Omit the pictures from the entries below and retype everything else exactly.

** BEGIN Dataset records **

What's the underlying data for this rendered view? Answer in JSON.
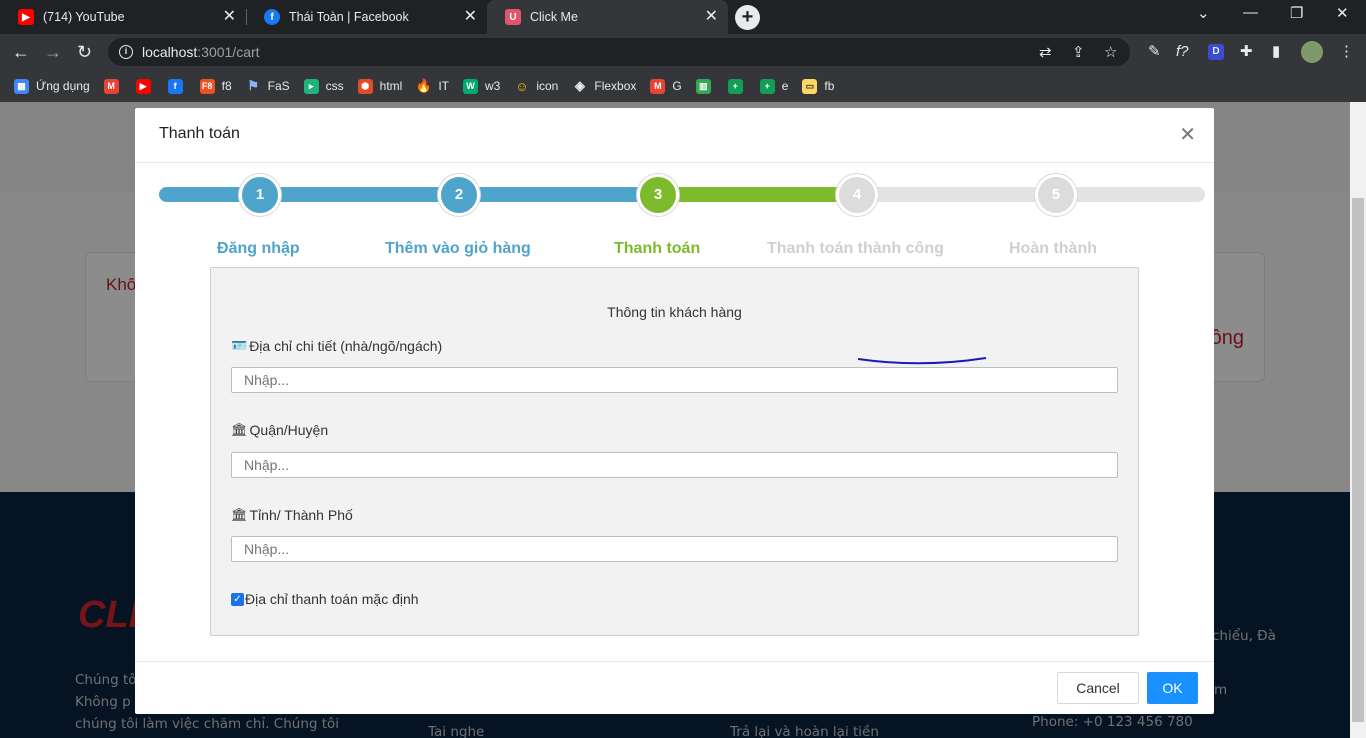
{
  "browser": {
    "tabs": [
      {
        "title": "(714) YouTube",
        "icon": "youtube-icon",
        "color": "#ff0000"
      },
      {
        "title": "Thái Toàn | Facebook",
        "icon": "facebook-icon",
        "color": "#1877f2"
      },
      {
        "title": "Click Me",
        "icon": "clickme-icon",
        "color": "#e0566b"
      }
    ],
    "url_host": "localhost",
    "url_path": ":3001/cart",
    "bookmarks": [
      {
        "label": "Ứng dụng",
        "icon": "apps-grid-icon",
        "color": "#4285f4"
      },
      {
        "label": "",
        "icon": "gmail-icon",
        "color": "#ea4335"
      },
      {
        "label": "",
        "icon": "youtube-icon",
        "color": "#ff0000"
      },
      {
        "label": "",
        "icon": "facebook-icon",
        "color": "#1877f2"
      },
      {
        "label": "f8",
        "icon": "f8-icon",
        "color": "#f05123"
      },
      {
        "label": "FaS",
        "icon": "flag-icon",
        "color": "#8ab4f8"
      },
      {
        "label": "css",
        "icon": "css-icon",
        "color": "#1fb57a"
      },
      {
        "label": "html",
        "icon": "html-icon",
        "color": "#e34c26"
      },
      {
        "label": "IT",
        "icon": "fire-icon",
        "color": "#f4511e"
      },
      {
        "label": "w3",
        "icon": "w3-icon",
        "color": "#04aa6d"
      },
      {
        "label": "icon",
        "icon": "emoji-icon",
        "color": "#f7c815"
      },
      {
        "label": "Flexbox",
        "icon": "flexbox-icon",
        "color": "#e8eaed"
      },
      {
        "label": "G",
        "icon": "gmail-icon",
        "color": "#ea4335"
      },
      {
        "label": "",
        "icon": "chart-icon",
        "color": "#34a853"
      },
      {
        "label": "",
        "icon": "sheets-icon",
        "color": "#0f9d58"
      },
      {
        "label": "e",
        "icon": "sheets-icon",
        "color": "#0f9d58"
      },
      {
        "label": "fb",
        "icon": "folder-icon",
        "color": "#fdd663"
      }
    ]
  },
  "modal": {
    "title": "Thanh toán",
    "close_icon": "close-icon",
    "steps": [
      {
        "number": "1",
        "label": "Đăng nhập",
        "status": "done",
        "color": "#4fa4cb"
      },
      {
        "number": "2",
        "label": "Thêm vào giỏ hàng",
        "status": "done",
        "color": "#4fa4cb"
      },
      {
        "number": "3",
        "label": "Thanh toán",
        "status": "current",
        "color": "#7dbb2c"
      },
      {
        "number": "4",
        "label": "Thanh toán thành công",
        "status": "pending",
        "color": "#dcdcdc"
      },
      {
        "number": "5",
        "label": "Hoàn thành",
        "status": "pending",
        "color": "#dcdcdc"
      }
    ],
    "form": {
      "heading": "Thông tin khách hàng",
      "address": {
        "label": "Địa chỉ chi tiết (nhà/ngõ/ngách)",
        "placeholder": "Nhập...",
        "icon": "id-card-icon"
      },
      "district": {
        "label": "Quận/Huyện",
        "placeholder": "Nhập...",
        "icon": "bank-icon"
      },
      "city": {
        "label": "Tỉnh/ Thành Phố",
        "placeholder": "Nhập...",
        "icon": "bank-icon"
      },
      "default_address": {
        "label": "Địa chỉ thanh toán mặc định",
        "checked": true
      }
    },
    "cancel_label": "Cancel",
    "ok_label": "OK"
  },
  "background": {
    "card_text_left": "Khô",
    "card_text_right": "ông",
    "footer_logo": "CLI",
    "footer_text": [
      "Chúng tô",
      "Không p",
      "chúng tôi làm việc chăm chỉ. Chúng tôi"
    ],
    "footer_col2": "Tai nghe",
    "footer_col3": "Trả lại và hoàn lại tiền",
    "footer_contact_1": "chiểu, Đà",
    "footer_contact_2": "m",
    "footer_phone": "Phone: +0 123 456 780"
  }
}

** END Dataset records **

▶ [Exercise response]:
What's the underlying data for this rendered view? Answer in JSON.
{
  "browser": {
    "tabs": [
      {
        "title": "(714) YouTube",
        "icon": "youtube-icon",
        "color": "#ff0000"
      },
      {
        "title": "Thái Toàn | Facebook",
        "icon": "facebook-icon",
        "color": "#1877f2"
      },
      {
        "title": "Click Me",
        "icon": "clickme-icon",
        "color": "#e0566b"
      }
    ],
    "url_host": "localhost",
    "url_path": ":3001/cart",
    "bookmarks": [
      {
        "label": "Ứng dụng",
        "icon": "apps-grid-icon",
        "color": "#4285f4"
      },
      {
        "label": "",
        "icon": "gmail-icon",
        "color": "#ea4335"
      },
      {
        "label": "",
        "icon": "youtube-icon",
        "color": "#ff0000"
      },
      {
        "label": "",
        "icon": "facebook-icon",
        "color": "#1877f2"
      },
      {
        "label": "f8",
        "icon": "f8-icon",
        "color": "#f05123"
      },
      {
        "label": "FaS",
        "icon": "flag-icon",
        "color": "#8ab4f8"
      },
      {
        "label": "css",
        "icon": "css-icon",
        "color": "#1fb57a"
      },
      {
        "label": "html",
        "icon": "html-icon",
        "color": "#e34c26"
      },
      {
        "label": "IT",
        "icon": "fire-icon",
        "color": "#f4511e"
      },
      {
        "label": "w3",
        "icon": "w3-icon",
        "color": "#04aa6d"
      },
      {
        "label": "icon",
        "icon": "emoji-icon",
        "color": "#f7c815"
      },
      {
        "label": "Flexbox",
        "icon": "flexbox-icon",
        "color": "#e8eaed"
      },
      {
        "label": "G",
        "icon": "gmail-icon",
        "color": "#ea4335"
      },
      {
        "label": "",
        "icon": "chart-icon",
        "color": "#34a853"
      },
      {
        "label": "",
        "icon": "sheets-icon",
        "color": "#0f9d58"
      },
      {
        "label": "e",
        "icon": "sheets-icon",
        "color": "#0f9d58"
      },
      {
        "label": "fb",
        "icon": "folder-icon",
        "color": "#fdd663"
      }
    ]
  },
  "modal": {
    "title": "Thanh toán",
    "close_icon": "close-icon",
    "steps": [
      {
        "number": "1",
        "label": "Đăng nhập",
        "status": "done",
        "color": "#4fa4cb"
      },
      {
        "number": "2",
        "label": "Thêm vào giỏ hàng",
        "status": "done",
        "color": "#4fa4cb"
      },
      {
        "number": "3",
        "label": "Thanh toán",
        "status": "current",
        "color": "#7dbb2c"
      },
      {
        "number": "4",
        "label": "Thanh toán thành công",
        "status": "pending",
        "color": "#dcdcdc"
      },
      {
        "number": "5",
        "label": "Hoàn thành",
        "status": "pending",
        "color": "#dcdcdc"
      }
    ],
    "form": {
      "heading": "Thông tin khách hàng",
      "address": {
        "label": "Địa chỉ chi tiết (nhà/ngõ/ngách)",
        "placeholder": "Nhập...",
        "icon": "id-card-icon"
      },
      "district": {
        "label": "Quận/Huyện",
        "placeholder": "Nhập...",
        "icon": "bank-icon"
      },
      "city": {
        "label": "Tỉnh/ Thành Phố",
        "placeholder": "Nhập...",
        "icon": "bank-icon"
      },
      "default_address": {
        "label": "Địa chỉ thanh toán mặc định",
        "checked": true
      }
    },
    "cancel_label": "Cancel",
    "ok_label": "OK"
  },
  "background": {
    "card_text_left": "Khô",
    "card_text_right": "ông",
    "footer_logo": "CLI",
    "footer_text": [
      "Chúng tô",
      "Không p",
      "chúng tôi làm việc chăm chỉ. Chúng tôi"
    ],
    "footer_col2": "Tai nghe",
    "footer_col3": "Trả lại và hoàn lại tiền",
    "footer_contact_1": "chiểu, Đà",
    "footer_contact_2": "m",
    "footer_phone": "Phone: +0 123 456 780"
  }
}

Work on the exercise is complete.